**WORK TO BE COMPLETED**.
Print every entry exactly as written.

**STORED ROWS**.

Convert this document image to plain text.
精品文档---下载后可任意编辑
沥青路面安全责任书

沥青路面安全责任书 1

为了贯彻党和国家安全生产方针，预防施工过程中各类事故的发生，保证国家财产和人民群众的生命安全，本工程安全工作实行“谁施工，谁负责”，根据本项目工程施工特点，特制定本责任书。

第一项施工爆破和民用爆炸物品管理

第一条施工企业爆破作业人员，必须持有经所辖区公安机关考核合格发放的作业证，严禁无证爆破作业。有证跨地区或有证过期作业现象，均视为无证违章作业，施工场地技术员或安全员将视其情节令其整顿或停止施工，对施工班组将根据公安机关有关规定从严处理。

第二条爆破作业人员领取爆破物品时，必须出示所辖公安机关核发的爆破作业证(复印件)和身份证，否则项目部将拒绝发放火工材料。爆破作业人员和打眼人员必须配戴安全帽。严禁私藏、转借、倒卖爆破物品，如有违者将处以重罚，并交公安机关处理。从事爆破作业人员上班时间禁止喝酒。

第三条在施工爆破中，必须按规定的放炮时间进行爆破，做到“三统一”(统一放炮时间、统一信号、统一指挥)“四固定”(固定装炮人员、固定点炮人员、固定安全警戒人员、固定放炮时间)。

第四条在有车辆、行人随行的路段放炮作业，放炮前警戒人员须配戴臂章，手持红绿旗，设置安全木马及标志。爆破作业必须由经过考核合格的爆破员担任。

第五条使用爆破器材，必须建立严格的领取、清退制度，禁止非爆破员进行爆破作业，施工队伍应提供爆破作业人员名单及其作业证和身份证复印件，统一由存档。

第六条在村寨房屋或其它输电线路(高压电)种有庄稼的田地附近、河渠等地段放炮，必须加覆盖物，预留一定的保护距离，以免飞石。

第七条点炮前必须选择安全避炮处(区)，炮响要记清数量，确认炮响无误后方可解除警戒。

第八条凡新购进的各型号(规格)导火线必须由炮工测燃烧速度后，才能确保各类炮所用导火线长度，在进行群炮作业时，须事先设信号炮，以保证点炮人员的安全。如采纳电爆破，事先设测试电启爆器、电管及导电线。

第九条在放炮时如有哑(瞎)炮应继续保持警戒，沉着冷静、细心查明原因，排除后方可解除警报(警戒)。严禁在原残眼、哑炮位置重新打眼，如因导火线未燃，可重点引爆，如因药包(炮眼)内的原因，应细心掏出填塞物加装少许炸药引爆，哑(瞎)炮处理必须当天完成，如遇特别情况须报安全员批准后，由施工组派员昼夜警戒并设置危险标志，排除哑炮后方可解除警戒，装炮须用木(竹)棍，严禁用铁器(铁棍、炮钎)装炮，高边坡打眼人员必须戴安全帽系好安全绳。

**THE ANSWER**.
Convert this document image to plain text.
精品文档---下载后可任意编辑
沥青路面安全责任书

沥青路面安全责任书 1

为了贯彻党和国家安全生产方针，预防施工过程中各类事故的发生，保证国家财产和人民群众的生命安全，本工程安全工作实行“谁施工，谁负责”，根据本项目工程施工特点，特制定本责任书。

第一项施工爆破和民用爆炸物品管理

第一条施工企业爆破作业人员，必须持有经所辖区公安机关考核合格发放的作业证，严禁无证爆破作业。有证跨地区或有证过期作业现象，均视为无证违章作业，施工场地技术员或安全员将视其情节令其整顿或停止施工，对施工班组将根据公安机关有关规定从严处理。

第二条爆破作业人员领取爆破物品时，必须出示所辖公安机关核发的爆破作业证(复印件)和身份证，否则项目部将拒绝发放火工材料。爆破作业人员和打眼人员必须配戴安全帽。严禁私藏、转借、倒卖爆破物品，如有违者将处以重罚，并交公安机关处理。从事爆破作业人员上班时间禁止喝酒。

第三条在施工爆破中，必须按规定的放炮时间进行爆破，做到“三统一”(统一放炮时间、统一信号、统一指挥)“四固定”(固定装炮人员、固定点炮人员、固定安全警戒人员、固定放炮时间)。

第四条在有车辆、行人随行的路段放炮作业，放炮前警戒人员须配戴臂章，手持红绿旗，设置安全木马及标志。爆破作业必须由经过考核合格的爆破员担任。

第五条使用爆破器材，必须建立严格的领取、清退制度，禁止非爆破员进行爆破作业，施工队伍应提供爆破作业人员名单及其作业证和身份证复印件，统一由存档。

第六条在村寨房屋或其它输电线路(高压电)种有庄稼的田地附近、河渠等地段放炮，必须加覆盖物，预留一定的保护距离，以免飞石。

第七条点炮前必须选择安全避炮处(区)，炮响要记清数量，确认炮响无误后方可解除警戒。

第八条凡新购进的各型号(规格)导火线必须由炮工测燃烧速度后，才能确保各类炮所用导火线长度，在进行群炮作业时，须事先设信号炮，以保证点炮人员的安全。如采纳电爆破，事先设测试电启爆器、电管及导电线。

第九条在放炮时如有哑(瞎)炮应继续保持警戒，沉着冷静、细心查明原因，排除后方可解除警报(警戒)。严禁在原残眼、哑炮位置重新打眼，如因导火线未燃，可重点引爆，如因药包(炮眼)内的原因，应细心掏出填塞物加装少许炸药引爆，哑(瞎)炮处理必须当天完成，如遇特别情况须报安全员批准后，由施工组派员昼夜警戒并设置危险标志，排除哑炮后方可解除警戒，装炮须用木(竹)棍，严禁用铁器(铁棍、炮钎)装炮，高边坡打眼人员必须戴安全帽系好安全绳。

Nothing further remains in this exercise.